Given exercise: Print the rows below word for word, from the very first line through the line containing "List all visible", and leave out the pictures.

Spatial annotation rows
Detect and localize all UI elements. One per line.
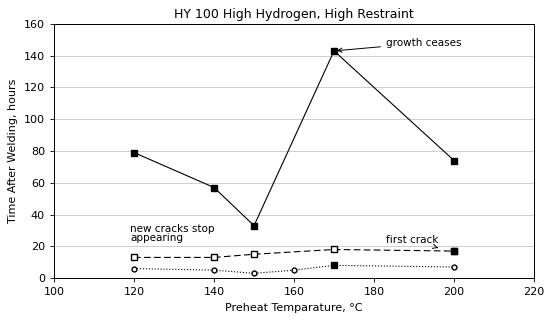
Text: growth ceases: growth ceases — [338, 38, 462, 52]
Title: HY 100 High Hydrogen, High Restraint: HY 100 High Hydrogen, High Restraint — [174, 8, 414, 21]
Text: first crack: first crack — [386, 235, 439, 248]
X-axis label: Preheat Temparature, °C: Preheat Temparature, °C — [225, 303, 363, 313]
Text: appearing: appearing — [130, 233, 183, 243]
Text: new cracks stop: new cracks stop — [130, 224, 215, 234]
Y-axis label: Time After Welding, hours: Time After Welding, hours — [8, 79, 18, 223]
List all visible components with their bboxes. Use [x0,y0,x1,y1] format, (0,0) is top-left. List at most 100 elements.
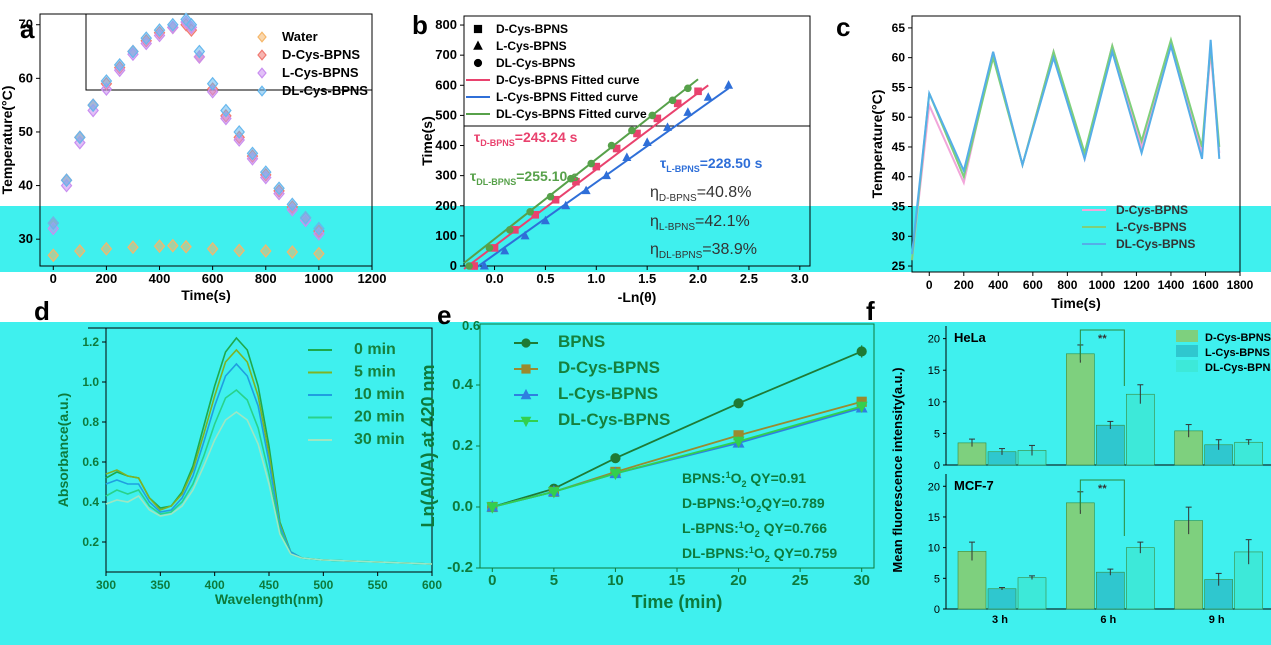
subplot-title: HeLa [954,330,987,345]
eta-label: ηL-BPNS=42.1% [650,213,750,233]
legend-swatch [1176,345,1198,357]
series-line [105,362,433,565]
data-point [193,44,206,59]
data-point [286,245,299,259]
data-point [113,57,126,72]
legend-label: DL-Cys-BPNS [496,56,575,70]
data-point [313,246,325,261]
x-tick-label: 3.0 [791,271,809,286]
legend-label: L-Cys-BPNS [282,65,359,80]
data-point [567,174,575,183]
y-tick-label: 5 [934,428,940,440]
y-axis-label: Mean fluorescence intensity(a.u.) [890,367,905,572]
y-tick-label: 5 [934,573,940,585]
legend-marker [520,416,532,428]
fit-line [463,78,699,264]
y-tick-label: 0.2 [452,437,473,454]
data-point [724,80,734,89]
panel-a: 0 200 400 600 800 1000 1200 30 40 50 60 70 Time(s) Te… [0,12,386,303]
legend-label: Water [282,29,318,44]
y-tick-label: 0 [934,604,940,616]
x-tick-label: 400 [988,278,1008,292]
data-point [540,215,550,225]
data-point [684,84,692,93]
legend-label: D-Cys-BPNS [1205,332,1271,344]
data-point [610,453,621,464]
x-tick-label: 550 [368,578,388,592]
panel-label-c: c [836,12,851,42]
data-point [233,133,245,147]
significance-bracket [1079,479,1125,536]
data-point [648,111,657,120]
data-point [601,170,611,180]
data-point [628,126,636,135]
data-point [546,192,555,201]
fit-line [463,84,709,270]
y-axis-label: Absorbance(a.u.) [55,393,71,507]
legend-marker [257,67,267,79]
data-point [206,241,219,256]
data-point [87,98,99,113]
y-axis-label: Time(s) [419,116,435,166]
y-tick-label: 15 [928,512,940,524]
category-label: 9 h [1209,614,1225,626]
x-tick-label: 450 [259,578,279,592]
legend-marker [473,58,483,68]
data-point [127,44,139,59]
data-point [485,244,494,252]
panel-e: 0 5 10 15 20 25 30 -0.2 0.0 0.2 0.4 Time (min) Ln(A0… [418,318,875,612]
significance-label: ** [1098,483,1107,495]
x-tick-label: 20 [730,572,747,589]
y-axis-label: Temperature(°C) [0,86,15,195]
qy-label: DL-BPNS:1O2 QY=0.759 [682,545,837,564]
legend-label: 30 min [354,431,405,448]
x-tick-label: 0 [926,278,933,292]
legend-marker [521,338,531,348]
y-tick-label: 1.0 [82,375,99,389]
data-point [60,173,73,188]
data-point [505,226,514,234]
x-tick-label: 0.0 [485,271,503,286]
data-point [206,84,219,99]
data-point [233,125,245,139]
legend-label: BPNS [558,332,605,351]
y-tick-label: 1.2 [82,335,99,349]
legend-label: DL-Cys-BPNS [1205,362,1271,374]
x-tick-label: 200 [954,278,974,292]
y-tick-label: 55 [892,80,906,94]
data-point [273,181,285,196]
data-point [547,487,560,499]
y-tick-label: 0 [450,258,457,273]
data-point [663,122,673,131]
bar [1126,393,1155,466]
legend-marker [257,85,267,97]
data-point [520,230,530,240]
data-point [47,248,60,263]
x-tick-label: 0 [50,271,57,286]
y-tick-label: 35 [892,200,906,214]
legend-marker [521,364,531,374]
panel-f: 0 5 10 15 20 HeLa ** 0 5 10 15 20 MCF-7 3 h 6 h 9 h ** D-… [890,326,1271,626]
legend-label: D-Cys-BPNS Fitted curve [496,73,640,87]
legend-label: 5 min [354,364,396,381]
panel-c: 0 200 400 600 800 1000 1200 1400 1600 1800 25 30 35 4… [869,15,1254,311]
subplot-title: MCF-7 [954,478,994,493]
data-point [74,130,86,145]
y-tick-label: 40 [892,170,906,184]
legend-swatch [1176,360,1198,372]
y-tick-label: 10 [928,543,940,555]
y-tick-label: 15 [928,365,940,377]
plot-frame [911,15,1241,273]
data-point [185,17,198,32]
x-tick-label: 1000 [304,271,333,286]
y-tick-label: 50 [892,110,906,124]
legend-label: L-Cys-BPNS [558,384,658,403]
x-tick-label: 15 [669,572,686,589]
x-axis-label: Time (min) [632,592,723,612]
y-tick-label: 400 [435,138,457,153]
y-tick-label: 20 [928,334,940,346]
x-tick-label: 1.5 [638,271,656,286]
y-tick-label: 800 [435,17,457,32]
bar [1066,502,1095,610]
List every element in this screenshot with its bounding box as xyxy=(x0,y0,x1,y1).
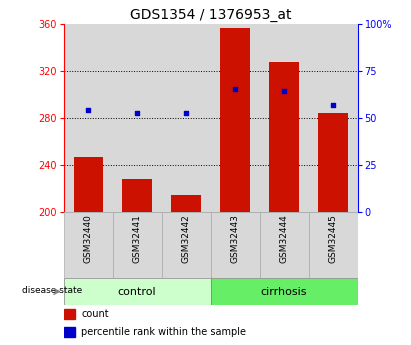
Bar xyxy=(220,28,250,212)
Point xyxy=(281,88,287,94)
Text: count: count xyxy=(81,309,109,319)
Bar xyxy=(162,212,211,278)
Bar xyxy=(74,157,103,212)
Point xyxy=(330,102,336,108)
Text: control: control xyxy=(118,287,157,296)
Bar xyxy=(211,278,358,305)
Bar xyxy=(211,212,260,278)
Bar xyxy=(64,327,76,337)
Bar xyxy=(113,212,162,278)
Text: cirrhosis: cirrhosis xyxy=(261,287,307,296)
Bar xyxy=(171,195,201,212)
Point xyxy=(183,111,189,116)
Bar xyxy=(319,114,348,212)
Text: GSM32441: GSM32441 xyxy=(133,214,142,263)
Bar xyxy=(122,179,152,212)
Bar xyxy=(64,309,76,319)
Text: percentile rank within the sample: percentile rank within the sample xyxy=(81,327,246,337)
Bar xyxy=(309,212,358,278)
Title: GDS1354 / 1376953_at: GDS1354 / 1376953_at xyxy=(130,8,291,22)
Text: GSM32445: GSM32445 xyxy=(328,214,337,263)
Text: GSM32443: GSM32443 xyxy=(231,214,240,263)
Text: GSM32442: GSM32442 xyxy=(182,214,191,263)
Bar xyxy=(64,278,210,305)
Bar xyxy=(260,212,309,278)
Text: GSM32444: GSM32444 xyxy=(279,214,289,263)
Bar xyxy=(64,212,113,278)
Text: disease state: disease state xyxy=(22,286,83,295)
Point xyxy=(232,86,238,91)
Bar xyxy=(270,62,299,212)
Text: GSM32440: GSM32440 xyxy=(84,214,93,263)
Point xyxy=(85,107,92,113)
Point xyxy=(134,111,141,116)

Output below:
Detect and localize all UI elements. One per line.
Text: growth ceases: growth ceases — [338, 38, 462, 52]
Title: HY 100 High Hydrogen, High Restraint: HY 100 High Hydrogen, High Restraint — [174, 8, 414, 21]
Text: first crack: first crack — [386, 235, 439, 248]
X-axis label: Preheat Temparature, °C: Preheat Temparature, °C — [225, 303, 363, 313]
Text: appearing: appearing — [130, 233, 183, 243]
Text: new cracks stop: new cracks stop — [130, 224, 215, 234]
Y-axis label: Time After Welding, hours: Time After Welding, hours — [8, 79, 18, 223]
List all visible components with their bboxes. Use [x0,y0,x1,y1] format, (0,0) is top-left. List at most 100 elements.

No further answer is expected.